* Problem to work on: Can you copy the lines from the one that contains "Extract all readable text from this page." through the end of the material below, exactly and with nothing else?

* Provided data:
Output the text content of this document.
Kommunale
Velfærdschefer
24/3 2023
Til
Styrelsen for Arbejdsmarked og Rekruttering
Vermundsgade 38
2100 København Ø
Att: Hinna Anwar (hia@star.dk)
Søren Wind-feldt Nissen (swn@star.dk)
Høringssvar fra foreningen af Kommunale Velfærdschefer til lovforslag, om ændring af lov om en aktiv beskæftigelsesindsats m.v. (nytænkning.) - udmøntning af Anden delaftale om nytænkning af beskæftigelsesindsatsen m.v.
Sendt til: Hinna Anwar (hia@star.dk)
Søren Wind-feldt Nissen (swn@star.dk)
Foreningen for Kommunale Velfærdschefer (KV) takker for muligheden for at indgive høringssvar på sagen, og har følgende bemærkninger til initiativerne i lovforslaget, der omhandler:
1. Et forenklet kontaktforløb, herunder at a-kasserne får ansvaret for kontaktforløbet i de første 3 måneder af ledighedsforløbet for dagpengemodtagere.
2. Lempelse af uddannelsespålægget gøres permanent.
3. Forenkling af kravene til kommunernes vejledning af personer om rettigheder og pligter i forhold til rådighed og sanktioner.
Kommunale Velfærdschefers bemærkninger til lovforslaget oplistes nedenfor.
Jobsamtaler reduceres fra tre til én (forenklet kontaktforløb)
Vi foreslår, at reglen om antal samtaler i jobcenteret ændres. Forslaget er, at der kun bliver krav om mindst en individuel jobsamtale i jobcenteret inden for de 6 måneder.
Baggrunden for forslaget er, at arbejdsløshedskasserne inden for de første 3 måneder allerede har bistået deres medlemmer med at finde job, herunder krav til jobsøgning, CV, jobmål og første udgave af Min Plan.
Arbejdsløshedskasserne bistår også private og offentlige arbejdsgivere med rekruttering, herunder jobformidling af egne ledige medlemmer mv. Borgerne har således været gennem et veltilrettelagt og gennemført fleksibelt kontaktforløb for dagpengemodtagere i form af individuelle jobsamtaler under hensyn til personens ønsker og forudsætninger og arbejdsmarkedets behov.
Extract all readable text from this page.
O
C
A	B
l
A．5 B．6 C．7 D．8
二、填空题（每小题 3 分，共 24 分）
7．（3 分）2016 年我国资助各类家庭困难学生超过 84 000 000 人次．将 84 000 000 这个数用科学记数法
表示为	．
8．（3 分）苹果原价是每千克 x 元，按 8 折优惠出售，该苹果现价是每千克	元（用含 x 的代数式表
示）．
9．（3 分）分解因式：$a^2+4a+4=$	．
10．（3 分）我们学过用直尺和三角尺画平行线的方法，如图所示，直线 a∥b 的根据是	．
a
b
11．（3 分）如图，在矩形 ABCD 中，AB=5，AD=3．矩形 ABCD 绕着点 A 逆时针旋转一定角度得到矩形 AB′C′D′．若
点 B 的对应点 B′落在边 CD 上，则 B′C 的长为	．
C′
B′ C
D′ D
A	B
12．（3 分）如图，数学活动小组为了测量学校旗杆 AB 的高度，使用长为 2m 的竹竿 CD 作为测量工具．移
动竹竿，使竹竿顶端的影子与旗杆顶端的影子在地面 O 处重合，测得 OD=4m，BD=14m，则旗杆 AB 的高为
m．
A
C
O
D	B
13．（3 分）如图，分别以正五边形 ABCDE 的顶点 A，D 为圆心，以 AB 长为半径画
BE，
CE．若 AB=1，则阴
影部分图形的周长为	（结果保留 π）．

* Answer to the task:
Extract all readable text from this page.
O
C
A	B
l
A．5 B．6 C．7 D．8
二、填空题（每小题 3 分，共 24 分）
7．（3 分）2016 年我国资助各类家庭困难学生超过 84 000 000 人次．将 84 000 000 这个数用科学记数法
表示为	．
8．（3 分）苹果原价是每千克 x 元，按 8 折优惠出售，该苹果现价是每千克	元（用含 x 的代数式表
示）．
9．（3 分）分解因式：$a^2+4a+4=$	．
10．（3 分）我们学过用直尺和三角尺画平行线的方法，如图所示，直线 a∥b 的根据是	．
a
b
11．（3 分）如图，在矩形 ABCD 中，AB=5，AD=3．矩形 ABCD 绕着点 A 逆时针旋转一定角度得到矩形 AB′C′D′．若
点 B 的对应点 B′落在边 CD 上，则 B′C 的长为	．
C′
B′ C
D′ D
A	B
12．（3 分）如图，数学活动小组为了测量学校旗杆 AB 的高度，使用长为 2m 的竹竿 CD 作为测量工具．移
动竹竿，使竹竿顶端的影子与旗杆顶端的影子在地面 O 处重合，测得 OD=4m，BD=14m，则旗杆 AB 的高为
m．
A
C
O
D	B
13．（3 分）如图，分别以正五边形 ABCDE 的顶点 A，D 为圆心，以 AB 长为半径画
BE，
CE．若 AB=1，则阴
影部分图形的周长为	（结果保留 π）．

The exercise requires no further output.